REQUIREMENT:
Quote all lines below exactly. Images stay out.
-- Start SUPPLIED DATA --
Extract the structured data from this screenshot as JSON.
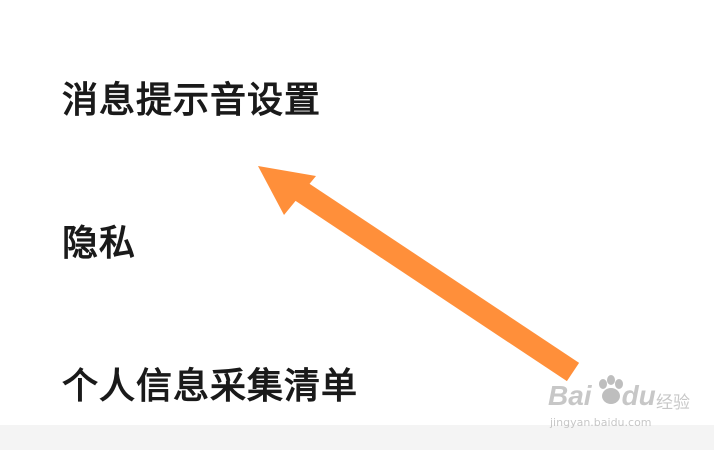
{
  "settings": {
    "items": [
      {
        "label": "消息提示音设置"
      },
      {
        "label": "隐私"
      },
      {
        "label": "个人信息采集清单"
      }
    ]
  },
  "annotation": {
    "arrow_color": "#ff8f3a",
    "points_to": "消息提示音设置"
  },
  "watermark": {
    "brand": "Bai",
    "brand_suffix": "du",
    "label": "经验",
    "url": "jingyan.baidu.com"
  }
}
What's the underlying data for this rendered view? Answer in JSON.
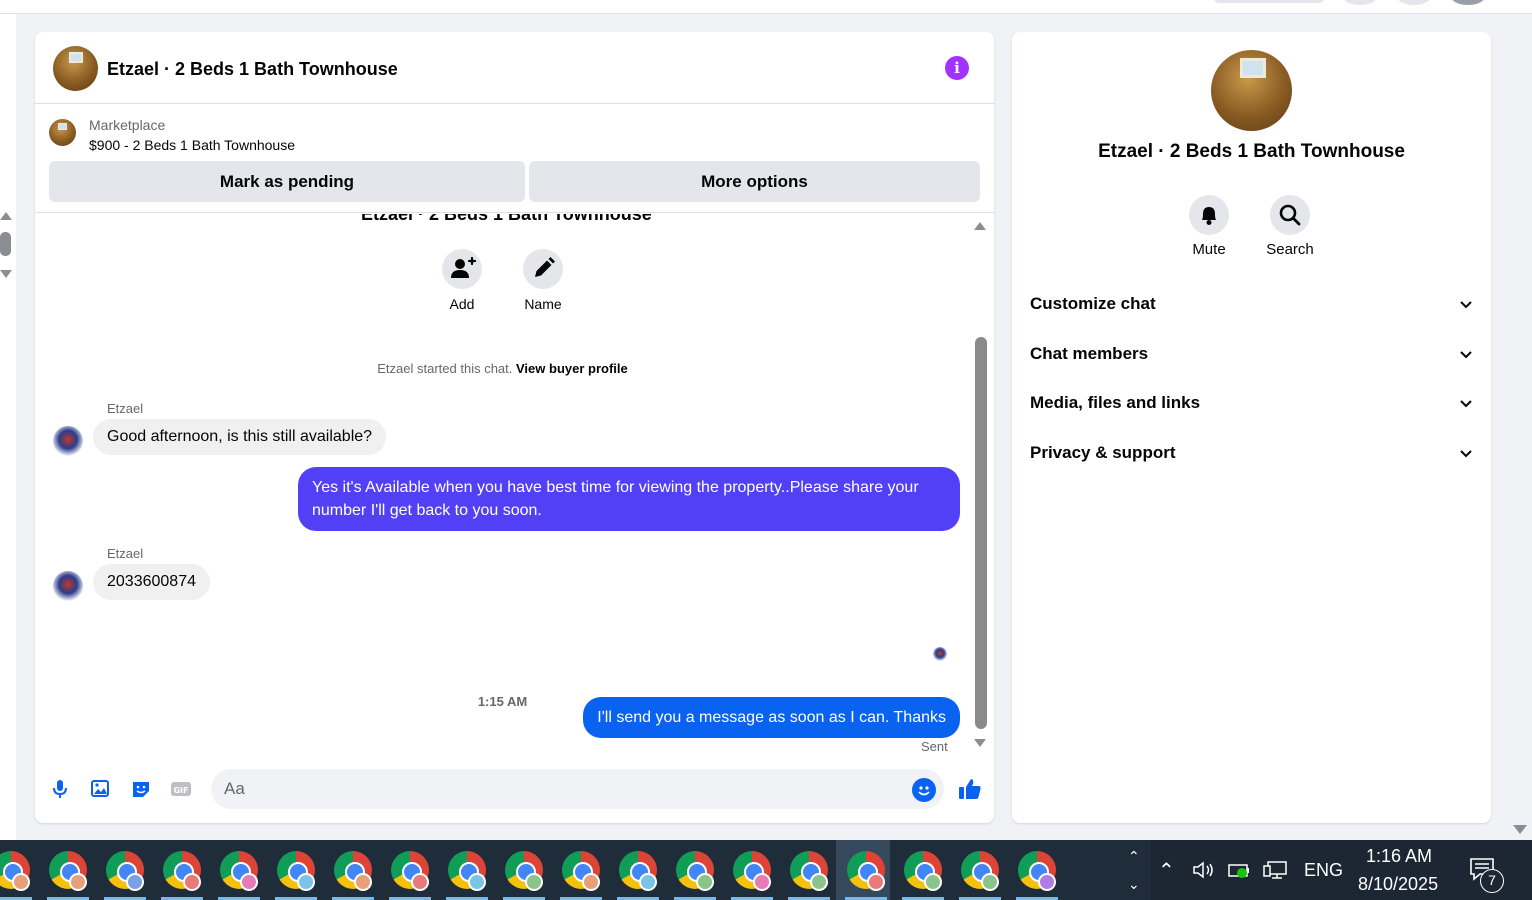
{
  "chat": {
    "header_title": "Etzael · 2 Beds 1 Bath Townhouse",
    "listing_label": "Marketplace",
    "listing_price": "$900 - 2 Beds 1 Bath Townhouse",
    "mark_pending_label": "Mark as pending",
    "more_options_label": "More options",
    "group_title": "Etzael · 2 Beds 1 Bath Townhouse",
    "actions": [
      {
        "label": "Add",
        "icon": "add-person-icon"
      },
      {
        "label": "Name",
        "icon": "pencil-icon"
      }
    ],
    "system_message": "Etzael started this chat.",
    "system_link": "View buyer profile",
    "messages": [
      {
        "sender": "Etzael",
        "direction": "in",
        "text": "Good afternoon, is this still available?"
      },
      {
        "sender": "me",
        "direction": "out",
        "text": "Yes it's Available when you have best time for viewing the property..Please share your number I'll get back to you soon."
      },
      {
        "sender": "Etzael",
        "direction": "in",
        "text": "2033600874"
      },
      {
        "sender": "me",
        "direction": "out",
        "text": "I'll send you a message as soon as I can. Thanks"
      }
    ],
    "timestamp": "1:15 AM",
    "sent_status": "Sent",
    "composer_placeholder": "Aa",
    "composer_icons": [
      "microphone-icon",
      "image-icon",
      "sticker-icon",
      "gif-icon",
      "emoji-icon",
      "thumbs-up-icon"
    ],
    "gif_label": "GIF"
  },
  "side": {
    "title": "Etzael · 2 Beds 1 Bath Townhouse",
    "buttons": [
      {
        "label": "Mute",
        "icon": "bell-icon"
      },
      {
        "label": "Search",
        "icon": "search-icon"
      }
    ],
    "sections": [
      "Customize chat",
      "Chat members",
      "Media, files and links",
      "Privacy & support"
    ]
  },
  "taskbar": {
    "language": "ENG",
    "time": "1:16 AM",
    "date": "8/10/2025",
    "notification_count": "7"
  },
  "colors": {
    "accent_purple": "#5140f5",
    "accent_blue": "#0a62f0",
    "info_purple": "#a033ff"
  }
}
-- End SUPPLIED DATA --
RESULT BELOW:
Extract the structured data from this screenshot as JSON.
{
  "settings": {
    "items": [
      {
        "label": "消息提示音设置"
      },
      {
        "label": "隐私"
      },
      {
        "label": "个人信息采集清单"
      }
    ]
  },
  "annotation": {
    "arrow_color": "#ff8f3a",
    "points_to": "消息提示音设置"
  },
  "watermark": {
    "brand": "Bai",
    "brand_suffix": "du",
    "label": "经验",
    "url": "jingyan.baidu.com"
  }
}
What's the underlying data for this rendered view? Answer in JSON.
{
  "chat": {
    "header_title": "Etzael · 2 Beds 1 Bath Townhouse",
    "listing_label": "Marketplace",
    "listing_price": "$900 - 2 Beds 1 Bath Townhouse",
    "mark_pending_label": "Mark as pending",
    "more_options_label": "More options",
    "group_title": "Etzael · 2 Beds 1 Bath Townhouse",
    "actions": [
      {
        "label": "Add",
        "icon": "add-person-icon"
      },
      {
        "label": "Name",
        "icon": "pencil-icon"
      }
    ],
    "system_message": "Etzael started this chat.",
    "system_link": "View buyer profile",
    "messages": [
      {
        "sender": "Etzael",
        "direction": "in",
        "text": "Good afternoon, is this still available?"
      },
      {
        "sender": "me",
        "direction": "out",
        "text": "Yes it's Available when you have best time for viewing the property..Please share your number I'll get back to you soon."
      },
      {
        "sender": "Etzael",
        "direction": "in",
        "text": "2033600874"
      },
      {
        "sender": "me",
        "direction": "out",
        "text": "I'll send you a message as soon as I can. Thanks"
      }
    ],
    "timestamp": "1:15 AM",
    "sent_status": "Sent",
    "composer_placeholder": "Aa",
    "composer_icons": [
      "microphone-icon",
      "image-icon",
      "sticker-icon",
      "gif-icon",
      "emoji-icon",
      "thumbs-up-icon"
    ],
    "gif_label": "GIF"
  },
  "side": {
    "title": "Etzael · 2 Beds 1 Bath Townhouse",
    "buttons": [
      {
        "label": "Mute",
        "icon": "bell-icon"
      },
      {
        "label": "Search",
        "icon": "search-icon"
      }
    ],
    "sections": [
      "Customize chat",
      "Chat members",
      "Media, files and links",
      "Privacy & support"
    ]
  },
  "taskbar": {
    "language": "ENG",
    "time": "1:16 AM",
    "date": "8/10/2025",
    "notification_count": "7"
  },
  "colors": {
    "accent_purple": "#5140f5",
    "accent_blue": "#0a62f0",
    "info_purple": "#a033ff"
  }
}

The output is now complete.